Exercise instructions =
Gather all lines containing the string "Sydney" and copy them out.

(Dataset items)
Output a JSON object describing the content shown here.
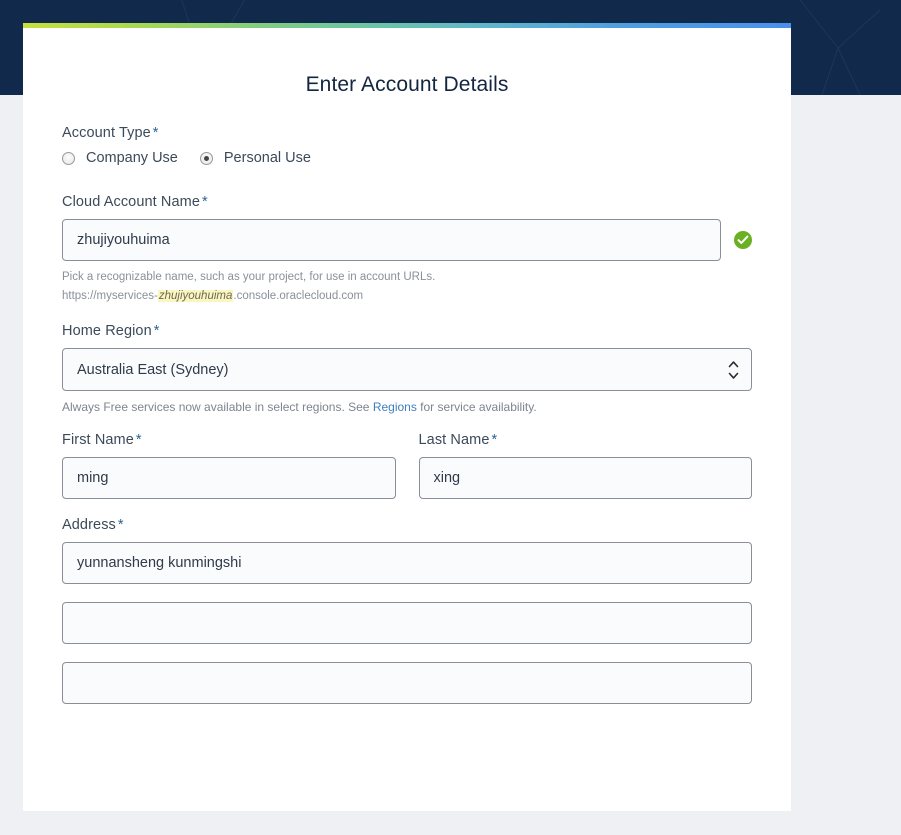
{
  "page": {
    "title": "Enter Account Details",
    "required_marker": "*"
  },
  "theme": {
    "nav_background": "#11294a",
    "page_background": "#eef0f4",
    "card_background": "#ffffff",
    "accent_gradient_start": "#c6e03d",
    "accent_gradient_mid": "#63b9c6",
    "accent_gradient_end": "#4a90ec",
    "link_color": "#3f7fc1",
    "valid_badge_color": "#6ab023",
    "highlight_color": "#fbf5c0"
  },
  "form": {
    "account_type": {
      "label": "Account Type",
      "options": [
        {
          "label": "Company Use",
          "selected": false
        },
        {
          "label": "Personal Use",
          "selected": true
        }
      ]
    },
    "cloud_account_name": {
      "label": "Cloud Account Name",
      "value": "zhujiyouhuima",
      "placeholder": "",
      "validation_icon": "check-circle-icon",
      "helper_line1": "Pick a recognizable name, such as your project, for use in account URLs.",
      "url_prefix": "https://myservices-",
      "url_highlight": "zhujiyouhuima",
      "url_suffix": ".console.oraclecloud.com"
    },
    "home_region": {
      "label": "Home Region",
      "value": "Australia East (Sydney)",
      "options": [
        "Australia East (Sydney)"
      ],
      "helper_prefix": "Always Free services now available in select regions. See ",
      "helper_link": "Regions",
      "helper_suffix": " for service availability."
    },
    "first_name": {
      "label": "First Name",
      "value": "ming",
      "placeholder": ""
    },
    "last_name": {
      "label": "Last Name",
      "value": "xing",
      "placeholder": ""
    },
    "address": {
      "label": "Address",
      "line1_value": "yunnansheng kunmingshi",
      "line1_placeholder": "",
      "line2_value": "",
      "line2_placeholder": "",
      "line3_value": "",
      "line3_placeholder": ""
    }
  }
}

--

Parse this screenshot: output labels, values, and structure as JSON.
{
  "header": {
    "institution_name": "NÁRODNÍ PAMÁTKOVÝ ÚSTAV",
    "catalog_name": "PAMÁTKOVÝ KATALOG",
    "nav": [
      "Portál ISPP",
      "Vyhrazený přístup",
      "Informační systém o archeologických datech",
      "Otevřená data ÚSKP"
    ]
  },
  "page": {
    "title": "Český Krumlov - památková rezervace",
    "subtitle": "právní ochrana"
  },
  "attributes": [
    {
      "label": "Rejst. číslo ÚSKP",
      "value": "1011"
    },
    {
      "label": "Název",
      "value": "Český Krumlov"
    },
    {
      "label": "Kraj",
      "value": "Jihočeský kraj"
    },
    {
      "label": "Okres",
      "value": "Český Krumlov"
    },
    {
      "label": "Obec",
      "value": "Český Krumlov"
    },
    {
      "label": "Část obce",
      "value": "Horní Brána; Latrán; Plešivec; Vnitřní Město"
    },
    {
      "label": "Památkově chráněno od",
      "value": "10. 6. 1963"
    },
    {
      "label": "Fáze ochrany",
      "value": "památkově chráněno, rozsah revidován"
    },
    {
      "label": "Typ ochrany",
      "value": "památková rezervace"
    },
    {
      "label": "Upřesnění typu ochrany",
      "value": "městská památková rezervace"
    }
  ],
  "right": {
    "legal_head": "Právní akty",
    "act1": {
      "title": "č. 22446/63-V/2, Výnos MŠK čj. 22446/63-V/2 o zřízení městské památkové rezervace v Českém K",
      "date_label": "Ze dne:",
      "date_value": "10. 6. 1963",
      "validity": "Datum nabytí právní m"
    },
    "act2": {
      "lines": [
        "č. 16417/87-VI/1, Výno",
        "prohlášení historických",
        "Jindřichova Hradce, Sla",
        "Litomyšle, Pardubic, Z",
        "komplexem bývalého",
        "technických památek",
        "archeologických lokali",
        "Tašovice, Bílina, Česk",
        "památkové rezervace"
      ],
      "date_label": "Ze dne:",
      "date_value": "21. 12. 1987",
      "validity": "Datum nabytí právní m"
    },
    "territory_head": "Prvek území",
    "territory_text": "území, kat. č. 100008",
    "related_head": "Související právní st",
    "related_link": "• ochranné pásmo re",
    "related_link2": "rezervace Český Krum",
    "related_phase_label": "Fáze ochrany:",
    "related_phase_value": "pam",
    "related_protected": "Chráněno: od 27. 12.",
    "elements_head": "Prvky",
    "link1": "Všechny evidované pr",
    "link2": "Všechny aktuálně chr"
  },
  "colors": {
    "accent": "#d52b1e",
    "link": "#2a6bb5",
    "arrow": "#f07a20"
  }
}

Output of the exercise =
      "value": "Australia East (Sydney)",
        "Australia East (Sydney)"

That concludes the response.